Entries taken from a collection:
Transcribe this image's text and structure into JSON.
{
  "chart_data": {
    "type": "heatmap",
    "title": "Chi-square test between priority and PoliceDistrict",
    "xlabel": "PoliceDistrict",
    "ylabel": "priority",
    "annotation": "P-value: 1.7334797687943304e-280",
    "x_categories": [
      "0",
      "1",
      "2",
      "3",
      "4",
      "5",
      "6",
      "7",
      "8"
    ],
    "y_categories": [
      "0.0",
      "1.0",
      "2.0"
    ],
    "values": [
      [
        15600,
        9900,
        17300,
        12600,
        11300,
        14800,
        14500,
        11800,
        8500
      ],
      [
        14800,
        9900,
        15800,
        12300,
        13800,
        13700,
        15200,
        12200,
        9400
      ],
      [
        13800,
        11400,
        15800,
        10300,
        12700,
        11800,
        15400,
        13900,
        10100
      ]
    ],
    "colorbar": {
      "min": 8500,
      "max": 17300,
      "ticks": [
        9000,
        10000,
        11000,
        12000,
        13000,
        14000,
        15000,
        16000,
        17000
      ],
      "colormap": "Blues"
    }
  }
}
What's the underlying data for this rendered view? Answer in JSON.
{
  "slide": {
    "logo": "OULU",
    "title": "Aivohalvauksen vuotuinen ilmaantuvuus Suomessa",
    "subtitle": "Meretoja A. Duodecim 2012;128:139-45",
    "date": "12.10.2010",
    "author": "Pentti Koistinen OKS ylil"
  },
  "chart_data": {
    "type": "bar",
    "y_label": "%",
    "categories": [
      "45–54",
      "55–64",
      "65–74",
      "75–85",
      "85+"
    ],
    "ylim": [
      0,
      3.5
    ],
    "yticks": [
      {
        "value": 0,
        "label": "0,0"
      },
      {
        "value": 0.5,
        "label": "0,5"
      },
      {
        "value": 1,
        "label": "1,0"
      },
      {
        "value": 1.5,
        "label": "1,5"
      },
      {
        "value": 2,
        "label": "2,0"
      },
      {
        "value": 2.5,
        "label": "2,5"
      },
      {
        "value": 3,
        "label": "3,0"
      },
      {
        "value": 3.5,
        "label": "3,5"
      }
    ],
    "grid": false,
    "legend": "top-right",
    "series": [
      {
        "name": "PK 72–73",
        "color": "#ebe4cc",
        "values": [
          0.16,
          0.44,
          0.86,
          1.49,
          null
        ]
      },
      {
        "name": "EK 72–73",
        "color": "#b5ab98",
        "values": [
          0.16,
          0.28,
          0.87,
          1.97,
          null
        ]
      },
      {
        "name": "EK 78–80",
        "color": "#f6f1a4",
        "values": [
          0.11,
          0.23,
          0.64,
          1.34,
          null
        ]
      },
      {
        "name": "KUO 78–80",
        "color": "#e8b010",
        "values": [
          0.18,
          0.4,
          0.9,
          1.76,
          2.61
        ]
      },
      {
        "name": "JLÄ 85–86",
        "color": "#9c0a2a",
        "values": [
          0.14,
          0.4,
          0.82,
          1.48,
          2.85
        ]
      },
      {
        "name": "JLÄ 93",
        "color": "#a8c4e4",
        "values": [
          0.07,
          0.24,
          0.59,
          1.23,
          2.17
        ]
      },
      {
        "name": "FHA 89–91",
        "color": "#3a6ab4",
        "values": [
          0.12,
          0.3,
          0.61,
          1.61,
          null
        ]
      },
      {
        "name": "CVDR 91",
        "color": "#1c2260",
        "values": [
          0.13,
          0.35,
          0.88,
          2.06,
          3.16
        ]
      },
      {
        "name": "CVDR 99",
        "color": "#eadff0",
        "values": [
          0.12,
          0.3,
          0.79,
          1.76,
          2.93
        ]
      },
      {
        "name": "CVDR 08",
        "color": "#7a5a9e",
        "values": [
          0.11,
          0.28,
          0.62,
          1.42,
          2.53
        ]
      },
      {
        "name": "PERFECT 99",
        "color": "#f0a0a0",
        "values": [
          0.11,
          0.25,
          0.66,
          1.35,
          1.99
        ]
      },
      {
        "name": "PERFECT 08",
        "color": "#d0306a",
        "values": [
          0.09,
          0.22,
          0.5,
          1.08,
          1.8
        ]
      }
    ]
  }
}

**REQUIREMENT:** Copy out the data shown above without altering anything.

**WORKED ANSWER:**
Transcribe this image's text and structure into JSON.
{
  "chart_data": {
    "type": "heatmap",
    "title": "Chi-square test between priority and PoliceDistrict",
    "xlabel": "PoliceDistrict",
    "ylabel": "priority",
    "annotation": "P-value: 1.7334797687943304e-280",
    "x_categories": [
      "0",
      "1",
      "2",
      "3",
      "4",
      "5",
      "6",
      "7",
      "8"
    ],
    "y_categories": [
      "0.0",
      "1.0",
      "2.0"
    ],
    "values": [
      [
        15600,
        9900,
        17300,
        12600,
        11300,
        14800,
        14500,
        11800,
        8500
      ],
      [
        14800,
        9900,
        15800,
        12300,
        13800,
        13700,
        15200,
        12200,
        9400
      ],
      [
        13800,
        11400,
        15800,
        10300,
        12700,
        11800,
        15400,
        13900,
        10100
      ]
    ],
    "colorbar": {
      "min": 8500,
      "max": 17300,
      "ticks": [
        9000,
        10000,
        11000,
        12000,
        13000,
        14000,
        15000,
        16000,
        17000
      ],
      "colormap": "Blues"
    }
  }
}
What's the underlying data for this rendered view? Answer in JSON.
{
  "slide": {
    "logo": "OULU",
    "title": "Aivohalvauksen vuotuinen ilmaantuvuus Suomessa",
    "subtitle": "Meretoja A. Duodecim 2012;128:139-45",
    "date": "12.10.2010",
    "author": "Pentti Koistinen OKS ylil"
  },
  "chart_data": {
    "type": "bar",
    "y_label": "%",
    "categories": [
      "45–54",
      "55–64",
      "65–74",
      "75–85",
      "85+"
    ],
    "ylim": [
      0,
      3.5
    ],
    "yticks": [
      {
        "value": 0,
        "label": "0,0"
      },
      {
        "value": 0.5,
        "label": "0,5"
      },
      {
        "value": 1,
        "label": "1,0"
      },
      {
        "value": 1.5,
        "label": "1,5"
      },
      {
        "value": 2,
        "label": "2,0"
      },
      {
        "value": 2.5,
        "label": "2,5"
      },
      {
        "value": 3,
        "label": "3,0"
      },
      {
        "value": 3.5,
        "label": "3,5"
      }
    ],
    "grid": false,
    "legend": "top-right",
    "series": [
      {
        "name": "PK 72–73",
        "color": "#ebe4cc",
        "values": [
          0.16,
          0.44,
          0.86,
          1.49,
          null
        ]
      },
      {
        "name": "EK 72–73",
        "color": "#b5ab98",
        "values": [
          0.16,
          0.28,
          0.87,
          1.97,
          null
        ]
      },
      {
        "name": "EK 78–80",
        "color": "#f6f1a4",
        "values": [
          0.11,
          0.23,
          0.64,
          1.34,
          null
        ]
      },
      {
        "name": "KUO 78–80",
        "color": "#e8b010",
        "values": [
          0.18,
          0.4,
          0.9,
          1.76,
          2.61
        ]
      },
      {
        "name": "JLÄ 85–86",
        "color": "#9c0a2a",
        "values": [
          0.14,
          0.4,
          0.82,
          1.48,
          2.85
        ]
      },
      {
        "name": "JLÄ 93",
        "color": "#a8c4e4",
        "values": [
          0.07,
          0.24,
          0.59,
          1.23,
          2.17
        ]
      },
      {
        "name": "FHA 89–91",
        "color": "#3a6ab4",
        "values": [
          0.12,
          0.3,
          0.61,
          1.61,
          null
        ]
      },
      {
        "name": "CVDR 91",
        "color": "#1c2260",
        "values": [
          0.13,
          0.35,
          0.88,
          2.06,
          3.16
        ]
      },
      {
        "name": "CVDR 99",
        "color": "#eadff0",
        "values": [
          0.12,
          0.3,
          0.79,
          1.76,
          2.93
        ]
      },
      {
        "name": "CVDR 08",
        "color": "#7a5a9e",
        "values": [
          0.11,
          0.28,
          0.62,
          1.42,
          2.53
        ]
      },
      {
        "name": "PERFECT 99",
        "color": "#f0a0a0",
        "values": [
          0.11,
          0.25,
          0.66,
          1.35,
          1.99
        ]
      },
      {
        "name": "PERFECT 08",
        "color": "#d0306a",
        "values": [
          0.09,
          0.22,
          0.5,
          1.08,
          1.8
        ]
      }
    ]
  }
}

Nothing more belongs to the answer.